• DIRECTION:
Below is a set of records; print all of them exactly as written.

★ ★ ★ ★ ★ ★ ★

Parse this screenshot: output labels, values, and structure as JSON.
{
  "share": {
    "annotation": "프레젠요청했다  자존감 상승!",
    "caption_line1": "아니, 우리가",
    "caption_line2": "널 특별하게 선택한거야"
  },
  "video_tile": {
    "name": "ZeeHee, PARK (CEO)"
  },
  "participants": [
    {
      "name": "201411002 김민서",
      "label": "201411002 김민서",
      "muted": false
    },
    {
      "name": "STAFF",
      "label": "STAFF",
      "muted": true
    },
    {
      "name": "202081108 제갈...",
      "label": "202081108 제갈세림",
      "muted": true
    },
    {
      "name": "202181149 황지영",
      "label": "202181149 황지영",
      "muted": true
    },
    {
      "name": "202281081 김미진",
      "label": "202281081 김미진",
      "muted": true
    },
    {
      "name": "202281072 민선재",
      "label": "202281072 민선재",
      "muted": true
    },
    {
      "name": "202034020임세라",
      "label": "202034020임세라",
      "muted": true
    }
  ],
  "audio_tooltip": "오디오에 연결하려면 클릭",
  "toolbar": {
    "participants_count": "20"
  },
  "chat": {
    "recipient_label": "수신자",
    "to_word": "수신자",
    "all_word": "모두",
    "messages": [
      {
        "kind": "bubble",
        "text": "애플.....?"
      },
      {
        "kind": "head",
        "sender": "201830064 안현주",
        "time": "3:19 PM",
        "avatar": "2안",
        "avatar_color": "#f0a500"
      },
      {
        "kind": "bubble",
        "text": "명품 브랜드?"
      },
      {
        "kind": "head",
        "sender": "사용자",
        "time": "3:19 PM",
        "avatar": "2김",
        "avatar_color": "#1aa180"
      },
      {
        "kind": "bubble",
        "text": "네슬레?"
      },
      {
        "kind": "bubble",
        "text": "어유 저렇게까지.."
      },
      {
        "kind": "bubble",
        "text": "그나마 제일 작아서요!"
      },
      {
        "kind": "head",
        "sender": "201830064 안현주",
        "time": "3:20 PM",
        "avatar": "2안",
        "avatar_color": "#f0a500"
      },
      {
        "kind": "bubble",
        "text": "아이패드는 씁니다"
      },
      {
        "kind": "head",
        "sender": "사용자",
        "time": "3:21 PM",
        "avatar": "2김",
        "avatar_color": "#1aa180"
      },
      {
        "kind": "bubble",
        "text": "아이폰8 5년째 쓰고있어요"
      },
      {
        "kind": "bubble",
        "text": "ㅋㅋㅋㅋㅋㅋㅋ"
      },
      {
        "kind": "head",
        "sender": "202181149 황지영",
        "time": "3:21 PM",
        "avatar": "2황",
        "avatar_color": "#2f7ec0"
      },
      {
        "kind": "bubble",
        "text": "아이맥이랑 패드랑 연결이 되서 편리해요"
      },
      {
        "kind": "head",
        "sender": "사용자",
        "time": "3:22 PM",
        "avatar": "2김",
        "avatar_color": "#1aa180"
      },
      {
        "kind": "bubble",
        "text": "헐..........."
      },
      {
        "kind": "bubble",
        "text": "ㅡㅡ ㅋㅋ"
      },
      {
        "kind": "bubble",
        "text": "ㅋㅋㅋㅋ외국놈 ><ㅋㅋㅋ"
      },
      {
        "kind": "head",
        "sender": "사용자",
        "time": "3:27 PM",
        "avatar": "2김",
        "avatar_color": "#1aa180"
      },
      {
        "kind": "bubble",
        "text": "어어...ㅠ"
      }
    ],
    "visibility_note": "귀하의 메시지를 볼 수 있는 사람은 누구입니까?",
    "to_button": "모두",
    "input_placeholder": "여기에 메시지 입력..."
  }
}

★ ★ ★ ★ ★ ★ ★

• RESPONSE:
Parse this screenshot: output labels, values, and structure as JSON.
{
  "share": {
    "annotation": "프레젠요청했다  자존감 상승!",
    "caption_line1": "아니, 우리가",
    "caption_line2": "널 특별하게 선택한거야"
  },
  "video_tile": {
    "name": "ZeeHee, PARK (CEO)"
  },
  "participants": [
    {
      "name": "201411002 김민서",
      "label": "201411002 김민서",
      "muted": false
    },
    {
      "name": "STAFF",
      "label": "STAFF",
      "muted": true
    },
    {
      "name": "202081108 제갈...",
      "label": "202081108 제갈세림",
      "muted": true
    },
    {
      "name": "202181149 황지영",
      "label": "202181149 황지영",
      "muted": true
    },
    {
      "name": "202281081 김미진",
      "label": "202281081 김미진",
      "muted": true
    },
    {
      "name": "202281072 민선재",
      "label": "202281072 민선재",
      "muted": true
    },
    {
      "name": "202034020임세라",
      "label": "202034020임세라",
      "muted": true
    }
  ],
  "audio_tooltip": "오디오에 연결하려면 클릭",
  "toolbar": {
    "participants_count": "20"
  },
  "chat": {
    "recipient_label": "수신자",
    "to_word": "수신자",
    "all_word": "모두",
    "messages": [
      {
        "kind": "bubble",
        "text": "애플.....?"
      },
      {
        "kind": "head",
        "sender": "201830064 안현주",
        "time": "3:19 PM",
        "avatar": "2안",
        "avatar_color": "#f0a500"
      },
      {
        "kind": "bubble",
        "text": "명품 브랜드?"
      },
      {
        "kind": "head",
        "sender": "사용자",
        "time": "3:19 PM",
        "avatar": "2김",
        "avatar_color": "#1aa180"
      },
      {
        "kind": "bubble",
        "text": "네슬레?"
      },
      {
        "kind": "bubble",
        "text": "어유 저렇게까지.."
      },
      {
        "kind": "bubble",
        "text": "그나마 제일 작아서요!"
      },
      {
        "kind": "head",
        "sender": "201830064 안현주",
        "time": "3:20 PM",
        "avatar": "2안",
        "avatar_color": "#f0a500"
      },
      {
        "kind": "bubble",
        "text": "아이패드는 씁니다"
      },
      {
        "kind": "head",
        "sender": "사용자",
        "time": "3:21 PM",
        "avatar": "2김",
        "avatar_color": "#1aa180"
      },
      {
        "kind": "bubble",
        "text": "아이폰8 5년째 쓰고있어요"
      },
      {
        "kind": "bubble",
        "text": "ㅋㅋㅋㅋㅋㅋㅋ"
      },
      {
        "kind": "head",
        "sender": "202181149 황지영",
        "time": "3:21 PM",
        "avatar": "2황",
        "avatar_color": "#2f7ec0"
      },
      {
        "kind": "bubble",
        "text": "아이맥이랑 패드랑 연결이 되서 편리해요"
      },
      {
        "kind": "head",
        "sender": "사용자",
        "time": "3:22 PM",
        "avatar": "2김",
        "avatar_color": "#1aa180"
      },
      {
        "kind": "bubble",
        "text": "헐..........."
      },
      {
        "kind": "bubble",
        "text": "ㅡㅡ ㅋㅋ"
      },
      {
        "kind": "bubble",
        "text": "ㅋㅋㅋㅋ외국놈 ><ㅋㅋㅋ"
      },
      {
        "kind": "head",
        "sender": "사용자",
        "time": "3:27 PM",
        "avatar": "2김",
        "avatar_color": "#1aa180"
      },
      {
        "kind": "bubble",
        "text": "어어...ㅠ"
      }
    ],
    "visibility_note": "귀하의 메시지를 볼 수 있는 사람은 누구입니까?",
    "to_button": "모두",
    "input_placeholder": "여기에 메시지 입력..."
  }
}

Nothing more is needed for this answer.